— start of SUPPLIED MATERIAL —

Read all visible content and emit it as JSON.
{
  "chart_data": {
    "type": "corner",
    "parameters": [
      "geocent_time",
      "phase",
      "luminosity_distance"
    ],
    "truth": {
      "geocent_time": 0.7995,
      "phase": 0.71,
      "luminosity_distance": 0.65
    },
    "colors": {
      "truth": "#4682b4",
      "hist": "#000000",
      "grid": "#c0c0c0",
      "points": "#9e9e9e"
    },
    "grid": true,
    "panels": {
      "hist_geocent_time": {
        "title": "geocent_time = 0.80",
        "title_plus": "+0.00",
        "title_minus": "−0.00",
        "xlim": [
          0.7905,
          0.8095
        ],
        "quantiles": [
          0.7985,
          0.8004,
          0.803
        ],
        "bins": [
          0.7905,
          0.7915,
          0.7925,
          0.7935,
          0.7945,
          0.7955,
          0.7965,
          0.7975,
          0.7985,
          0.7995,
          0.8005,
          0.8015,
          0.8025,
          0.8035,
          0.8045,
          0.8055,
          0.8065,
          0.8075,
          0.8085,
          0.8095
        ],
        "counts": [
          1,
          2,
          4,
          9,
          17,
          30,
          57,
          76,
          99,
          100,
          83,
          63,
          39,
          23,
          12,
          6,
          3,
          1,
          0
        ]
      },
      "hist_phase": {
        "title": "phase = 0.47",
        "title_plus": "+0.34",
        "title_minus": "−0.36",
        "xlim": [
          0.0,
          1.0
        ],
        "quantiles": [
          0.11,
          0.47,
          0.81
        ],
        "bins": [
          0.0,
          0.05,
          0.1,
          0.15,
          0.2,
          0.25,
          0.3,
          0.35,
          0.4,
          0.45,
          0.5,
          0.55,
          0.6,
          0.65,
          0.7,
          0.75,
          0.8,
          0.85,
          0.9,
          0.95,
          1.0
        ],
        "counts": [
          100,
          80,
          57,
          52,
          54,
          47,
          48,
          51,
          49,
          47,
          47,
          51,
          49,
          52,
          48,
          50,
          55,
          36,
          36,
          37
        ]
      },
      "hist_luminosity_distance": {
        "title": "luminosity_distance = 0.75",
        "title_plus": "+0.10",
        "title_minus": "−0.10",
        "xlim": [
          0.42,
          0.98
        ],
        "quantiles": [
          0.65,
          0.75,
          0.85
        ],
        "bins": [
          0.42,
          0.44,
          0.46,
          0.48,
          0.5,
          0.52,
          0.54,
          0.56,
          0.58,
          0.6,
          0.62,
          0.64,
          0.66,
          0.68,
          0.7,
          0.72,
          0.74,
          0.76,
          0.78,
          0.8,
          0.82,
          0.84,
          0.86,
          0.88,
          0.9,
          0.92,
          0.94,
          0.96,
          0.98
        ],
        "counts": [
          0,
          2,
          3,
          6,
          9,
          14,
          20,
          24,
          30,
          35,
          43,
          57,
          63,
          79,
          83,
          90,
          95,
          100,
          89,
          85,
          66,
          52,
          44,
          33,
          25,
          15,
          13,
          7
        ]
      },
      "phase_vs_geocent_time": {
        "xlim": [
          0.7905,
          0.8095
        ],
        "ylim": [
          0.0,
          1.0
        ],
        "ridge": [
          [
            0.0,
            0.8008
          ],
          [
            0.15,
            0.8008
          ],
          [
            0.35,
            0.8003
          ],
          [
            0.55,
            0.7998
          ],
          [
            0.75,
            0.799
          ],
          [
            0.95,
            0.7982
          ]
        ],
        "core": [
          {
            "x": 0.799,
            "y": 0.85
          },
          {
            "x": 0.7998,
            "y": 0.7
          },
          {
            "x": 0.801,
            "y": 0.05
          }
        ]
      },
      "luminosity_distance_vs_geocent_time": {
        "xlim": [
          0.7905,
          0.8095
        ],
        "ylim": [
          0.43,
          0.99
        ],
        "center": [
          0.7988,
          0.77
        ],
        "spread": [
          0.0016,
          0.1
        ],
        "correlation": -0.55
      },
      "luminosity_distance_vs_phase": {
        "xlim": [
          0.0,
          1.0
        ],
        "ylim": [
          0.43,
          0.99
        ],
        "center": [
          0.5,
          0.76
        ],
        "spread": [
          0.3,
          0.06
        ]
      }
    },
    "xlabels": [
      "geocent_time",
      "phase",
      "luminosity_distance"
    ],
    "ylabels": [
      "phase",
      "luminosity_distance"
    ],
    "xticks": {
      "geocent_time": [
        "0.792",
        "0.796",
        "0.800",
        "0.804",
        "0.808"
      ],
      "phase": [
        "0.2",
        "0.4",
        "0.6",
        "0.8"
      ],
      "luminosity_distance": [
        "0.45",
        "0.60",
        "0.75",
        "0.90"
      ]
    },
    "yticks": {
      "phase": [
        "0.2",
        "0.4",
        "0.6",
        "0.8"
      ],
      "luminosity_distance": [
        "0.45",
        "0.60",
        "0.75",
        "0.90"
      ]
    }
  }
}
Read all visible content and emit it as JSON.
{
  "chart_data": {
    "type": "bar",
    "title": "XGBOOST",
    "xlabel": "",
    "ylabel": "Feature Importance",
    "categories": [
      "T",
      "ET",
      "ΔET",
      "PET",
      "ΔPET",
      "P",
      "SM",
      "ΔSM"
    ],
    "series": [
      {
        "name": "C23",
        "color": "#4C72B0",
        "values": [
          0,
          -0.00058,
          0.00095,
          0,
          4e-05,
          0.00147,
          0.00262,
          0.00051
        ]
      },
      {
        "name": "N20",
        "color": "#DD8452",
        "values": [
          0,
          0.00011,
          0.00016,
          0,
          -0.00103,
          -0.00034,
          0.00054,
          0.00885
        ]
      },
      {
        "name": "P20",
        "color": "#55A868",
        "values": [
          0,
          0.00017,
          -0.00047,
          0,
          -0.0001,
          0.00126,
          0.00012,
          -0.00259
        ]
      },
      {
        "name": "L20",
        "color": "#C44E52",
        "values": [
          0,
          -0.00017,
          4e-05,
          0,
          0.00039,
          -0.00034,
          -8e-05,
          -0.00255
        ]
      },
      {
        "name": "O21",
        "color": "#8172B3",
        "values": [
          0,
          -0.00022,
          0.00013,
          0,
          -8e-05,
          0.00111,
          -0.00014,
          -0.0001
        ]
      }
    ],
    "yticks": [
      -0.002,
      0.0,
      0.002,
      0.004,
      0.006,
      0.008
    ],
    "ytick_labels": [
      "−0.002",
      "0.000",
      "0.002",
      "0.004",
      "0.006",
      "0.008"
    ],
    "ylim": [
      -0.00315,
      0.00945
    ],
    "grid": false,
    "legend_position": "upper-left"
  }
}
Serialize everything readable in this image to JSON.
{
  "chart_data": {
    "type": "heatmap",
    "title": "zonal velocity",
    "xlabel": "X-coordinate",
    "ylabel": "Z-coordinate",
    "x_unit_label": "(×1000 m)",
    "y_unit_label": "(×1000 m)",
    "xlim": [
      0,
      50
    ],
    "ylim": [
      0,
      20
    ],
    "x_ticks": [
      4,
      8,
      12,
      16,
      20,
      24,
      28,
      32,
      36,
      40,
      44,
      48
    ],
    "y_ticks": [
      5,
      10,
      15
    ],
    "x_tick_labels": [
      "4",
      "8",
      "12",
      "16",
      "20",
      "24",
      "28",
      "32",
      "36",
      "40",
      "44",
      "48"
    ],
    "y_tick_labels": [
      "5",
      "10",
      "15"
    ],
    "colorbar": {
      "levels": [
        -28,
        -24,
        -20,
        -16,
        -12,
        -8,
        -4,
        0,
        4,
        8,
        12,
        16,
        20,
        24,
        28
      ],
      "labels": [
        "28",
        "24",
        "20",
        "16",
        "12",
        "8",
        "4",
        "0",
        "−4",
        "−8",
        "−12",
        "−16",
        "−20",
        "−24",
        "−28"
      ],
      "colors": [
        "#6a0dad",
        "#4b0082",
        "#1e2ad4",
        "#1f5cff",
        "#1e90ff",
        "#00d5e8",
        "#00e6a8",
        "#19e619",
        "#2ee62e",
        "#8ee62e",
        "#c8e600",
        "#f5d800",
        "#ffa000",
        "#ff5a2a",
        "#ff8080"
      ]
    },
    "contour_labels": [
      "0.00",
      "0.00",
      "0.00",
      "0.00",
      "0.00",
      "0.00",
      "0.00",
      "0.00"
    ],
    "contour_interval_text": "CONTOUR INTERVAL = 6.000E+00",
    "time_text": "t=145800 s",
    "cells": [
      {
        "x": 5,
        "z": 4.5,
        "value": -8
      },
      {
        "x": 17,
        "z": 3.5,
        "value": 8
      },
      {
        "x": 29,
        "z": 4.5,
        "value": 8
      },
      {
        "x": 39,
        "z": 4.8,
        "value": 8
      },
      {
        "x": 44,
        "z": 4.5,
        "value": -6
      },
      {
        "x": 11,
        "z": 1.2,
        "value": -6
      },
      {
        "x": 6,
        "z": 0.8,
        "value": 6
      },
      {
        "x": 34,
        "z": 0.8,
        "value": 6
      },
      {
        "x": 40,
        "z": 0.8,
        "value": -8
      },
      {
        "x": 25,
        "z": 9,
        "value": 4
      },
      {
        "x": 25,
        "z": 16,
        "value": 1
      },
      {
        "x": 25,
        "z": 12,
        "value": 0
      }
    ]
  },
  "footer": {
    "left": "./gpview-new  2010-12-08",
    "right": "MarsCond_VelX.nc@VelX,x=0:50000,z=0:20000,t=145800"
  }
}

— end of SUPPLIED MATERIAL —

### WORK TO BE COMPLETED
Copy each line containing the word "left" from the data.

### SOLUTION TO THE EXERCISE
    "legend_position": "upper-left"
    "left": "./gpview-new  2010-12-08",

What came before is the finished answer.